#### PROBLEM DESCRIPTION:
Pictures aside, quote the whole listing exactly.

══ STORED RECORDS ══

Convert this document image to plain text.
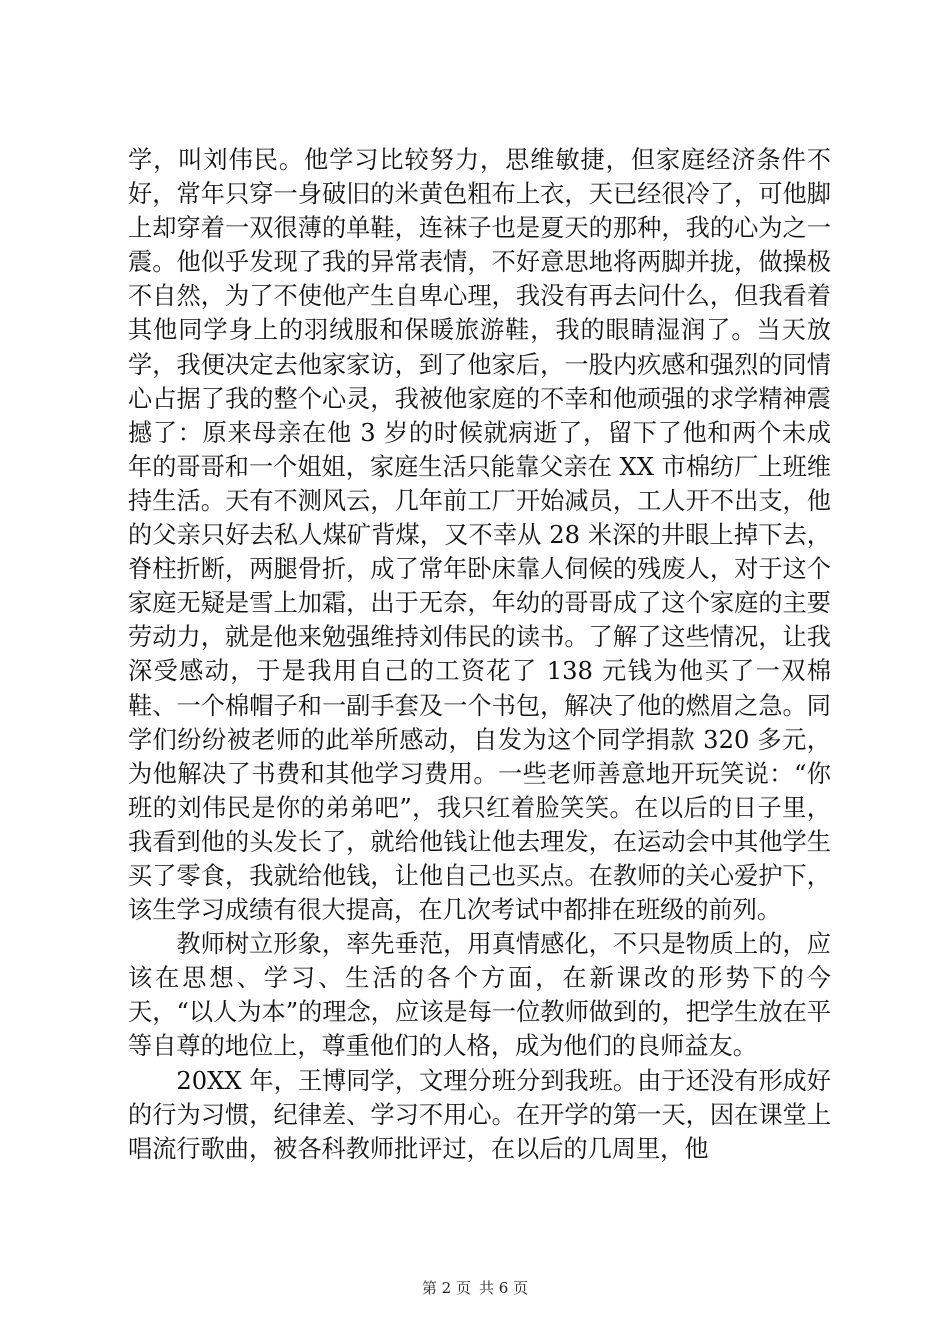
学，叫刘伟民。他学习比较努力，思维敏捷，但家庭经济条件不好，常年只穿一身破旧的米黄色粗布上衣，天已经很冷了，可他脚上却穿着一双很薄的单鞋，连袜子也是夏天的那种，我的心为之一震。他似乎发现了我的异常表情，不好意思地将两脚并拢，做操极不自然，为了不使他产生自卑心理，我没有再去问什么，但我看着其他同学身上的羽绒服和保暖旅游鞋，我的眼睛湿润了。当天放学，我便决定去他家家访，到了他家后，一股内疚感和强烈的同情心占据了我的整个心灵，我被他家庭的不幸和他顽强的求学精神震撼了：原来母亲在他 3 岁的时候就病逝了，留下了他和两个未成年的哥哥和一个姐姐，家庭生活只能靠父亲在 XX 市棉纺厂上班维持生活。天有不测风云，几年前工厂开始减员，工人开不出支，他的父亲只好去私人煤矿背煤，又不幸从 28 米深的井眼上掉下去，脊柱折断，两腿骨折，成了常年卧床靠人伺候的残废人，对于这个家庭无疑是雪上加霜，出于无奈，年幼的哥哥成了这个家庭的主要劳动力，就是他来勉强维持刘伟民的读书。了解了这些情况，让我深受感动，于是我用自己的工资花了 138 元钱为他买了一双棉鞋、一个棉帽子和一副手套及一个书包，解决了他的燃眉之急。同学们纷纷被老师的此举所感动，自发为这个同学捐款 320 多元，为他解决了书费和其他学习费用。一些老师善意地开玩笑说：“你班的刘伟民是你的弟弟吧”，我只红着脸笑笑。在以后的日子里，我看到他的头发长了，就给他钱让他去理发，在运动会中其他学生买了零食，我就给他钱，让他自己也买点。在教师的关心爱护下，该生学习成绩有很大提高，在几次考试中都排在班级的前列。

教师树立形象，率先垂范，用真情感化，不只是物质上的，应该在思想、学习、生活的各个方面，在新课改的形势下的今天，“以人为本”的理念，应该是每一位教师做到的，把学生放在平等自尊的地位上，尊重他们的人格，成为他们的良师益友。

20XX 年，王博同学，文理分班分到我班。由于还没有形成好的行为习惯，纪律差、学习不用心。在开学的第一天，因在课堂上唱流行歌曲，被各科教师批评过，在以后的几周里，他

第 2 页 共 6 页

═══

#### RESULT:
Convert this document image to plain text.
学，叫刘伟民。他学习比较努力，思维敏捷，但家庭经济条件不好，常年只穿一身破旧的米黄色粗布上衣，天已经很冷了，可他脚上却穿着一双很薄的单鞋，连袜子也是夏天的那种，我的心为之一震。他似乎发现了我的异常表情，不好意思地将两脚并拢，做操极不自然，为了不使他产生自卑心理，我没有再去问什么，但我看着其他同学身上的羽绒服和保暖旅游鞋，我的眼睛湿润了。当天放学，我便决定去他家家访，到了他家后，一股内疚感和强烈的同情心占据了我的整个心灵，我被他家庭的不幸和他顽强的求学精神震撼了：原来母亲在他 3 岁的时候就病逝了，留下了他和两个未成年的哥哥和一个姐姐，家庭生活只能靠父亲在 XX 市棉纺厂上班维持生活。天有不测风云，几年前工厂开始减员，工人开不出支，他的父亲只好去私人煤矿背煤，又不幸从 28 米深的井眼上掉下去，脊柱折断，两腿骨折，成了常年卧床靠人伺候的残废人，对于这个家庭无疑是雪上加霜，出于无奈，年幼的哥哥成了这个家庭的主要劳动力，就是他来勉强维持刘伟民的读书。了解了这些情况，让我深受感动，于是我用自己的工资花了 138 元钱为他买了一双棉鞋、一个棉帽子和一副手套及一个书包，解决了他的燃眉之急。同学们纷纷被老师的此举所感动，自发为这个同学捐款 320 多元，为他解决了书费和其他学习费用。一些老师善意地开玩笑说：“你班的刘伟民是你的弟弟吧”，我只红着脸笑笑。在以后的日子里，我看到他的头发长了，就给他钱让他去理发，在运动会中其他学生买了零食，我就给他钱，让他自己也买点。在教师的关心爱护下，该生学习成绩有很大提高，在几次考试中都排在班级的前列。

教师树立形象，率先垂范，用真情感化，不只是物质上的，应该在思想、学习、生活的各个方面，在新课改的形势下的今天，“以人为本”的理念，应该是每一位教师做到的，把学生放在平等自尊的地位上，尊重他们的人格，成为他们的良师益友。

20XX 年，王博同学，文理分班分到我班。由于还没有形成好的行为习惯，纪律差、学习不用心。在开学的第一天，因在课堂上唱流行歌曲，被各科教师批评过，在以后的几周里，他

第 2 页 共 6 页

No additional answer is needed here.